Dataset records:
"""

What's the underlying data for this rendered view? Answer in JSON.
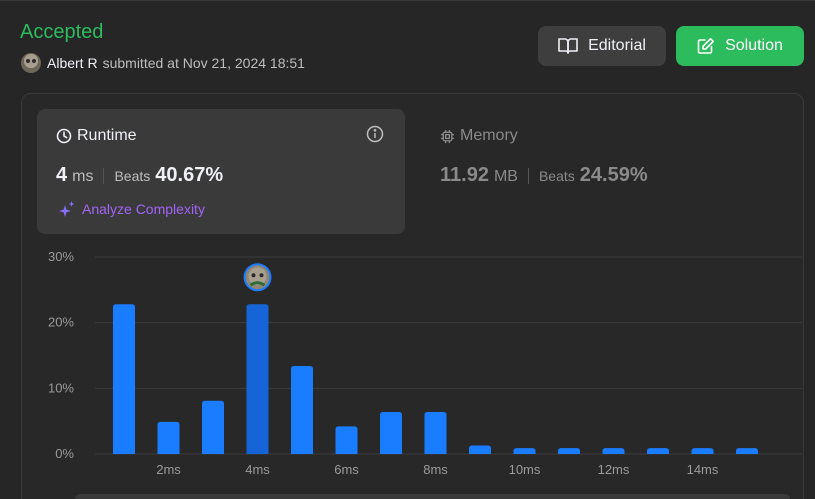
{
  "status": {
    "text": "Accepted",
    "color": "#2cbb5d"
  },
  "submission": {
    "user": "Albert R",
    "submitted_text": "submitted at Nov 21, 2024 18:51"
  },
  "buttons": {
    "editorial": "Editorial",
    "solution": "Solution"
  },
  "runtime": {
    "title": "Runtime",
    "value": "4",
    "unit": "ms",
    "beats_label": "Beats",
    "beats_value": "40.67%",
    "analyze_label": "Analyze Complexity"
  },
  "memory": {
    "title": "Memory",
    "value": "11.92",
    "unit": "MB",
    "beats_label": "Beats",
    "beats_value": "24.59%"
  },
  "chart_data": {
    "type": "bar",
    "x": [
      1,
      2,
      3,
      4,
      5,
      6,
      7,
      8,
      9,
      10,
      11,
      12,
      13,
      14,
      15
    ],
    "values": [
      22.8,
      4.9,
      8.1,
      22.8,
      13.4,
      4.2,
      6.4,
      6.4,
      1.3,
      0.9,
      0.9,
      0.9,
      0.9,
      0.9,
      0.9
    ],
    "highlight_x": 4,
    "xticks": [
      "2ms",
      "4ms",
      "6ms",
      "8ms",
      "10ms",
      "12ms",
      "14ms"
    ],
    "xtick_values": [
      2,
      4,
      6,
      8,
      10,
      12,
      14
    ],
    "yticks": [
      "0%",
      "10%",
      "20%",
      "30%"
    ],
    "ytick_values": [
      0,
      10,
      20,
      30
    ],
    "ylim": [
      0,
      30
    ],
    "grid": true,
    "colors": {
      "bar": "#1a7cff",
      "highlight": "#1565d8",
      "grid": "#3d3d3d"
    }
  }
}
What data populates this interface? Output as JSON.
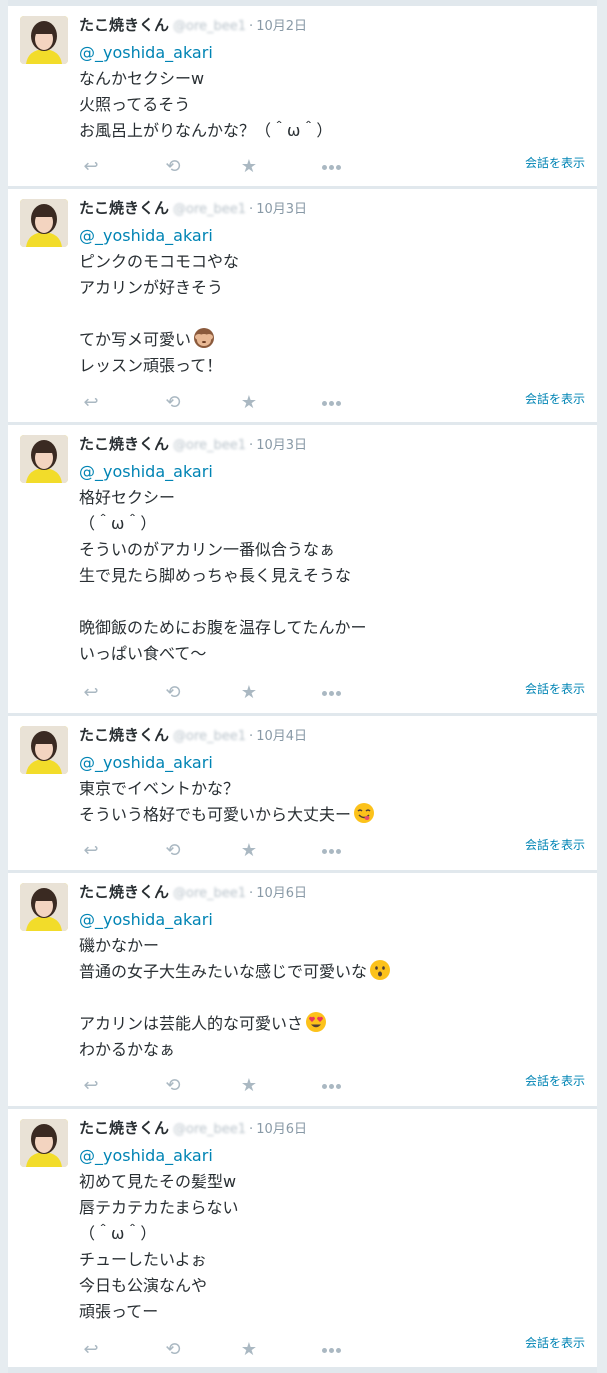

"""

Goal of the exercise:
Repeat the records in full, exactly as they appear, without the pictures.

Response:
What's the underlying data for this rendered view? Answer in JSON.
{
  "status": {
    "text": "Accepted",
    "color": "#2cbb5d"
  },
  "submission": {
    "user": "Albert R",
    "submitted_text": "submitted at Nov 21, 2024 18:51"
  },
  "buttons": {
    "editorial": "Editorial",
    "solution": "Solution"
  },
  "runtime": {
    "title": "Runtime",
    "value": "4",
    "unit": "ms",
    "beats_label": "Beats",
    "beats_value": "40.67%",
    "analyze_label": "Analyze Complexity"
  },
  "memory": {
    "title": "Memory",
    "value": "11.92",
    "unit": "MB",
    "beats_label": "Beats",
    "beats_value": "24.59%"
  },
  "chart_data": {
    "type": "bar",
    "x": [
      1,
      2,
      3,
      4,
      5,
      6,
      7,
      8,
      9,
      10,
      11,
      12,
      13,
      14,
      15
    ],
    "values": [
      22.8,
      4.9,
      8.1,
      22.8,
      13.4,
      4.2,
      6.4,
      6.4,
      1.3,
      0.9,
      0.9,
      0.9,
      0.9,
      0.9,
      0.9
    ],
    "highlight_x": 4,
    "xticks": [
      "2ms",
      "4ms",
      "6ms",
      "8ms",
      "10ms",
      "12ms",
      "14ms"
    ],
    "xtick_values": [
      2,
      4,
      6,
      8,
      10,
      12,
      14
    ],
    "yticks": [
      "0%",
      "10%",
      "20%",
      "30%"
    ],
    "ytick_values": [
      0,
      10,
      20,
      30
    ],
    "ylim": [
      0,
      30
    ],
    "grid": true,
    "colors": {
      "bar": "#1a7cff",
      "highlight": "#1565d8",
      "grid": "#3d3d3d"
    }
  }
}
What data populates this interface? Output as JSON.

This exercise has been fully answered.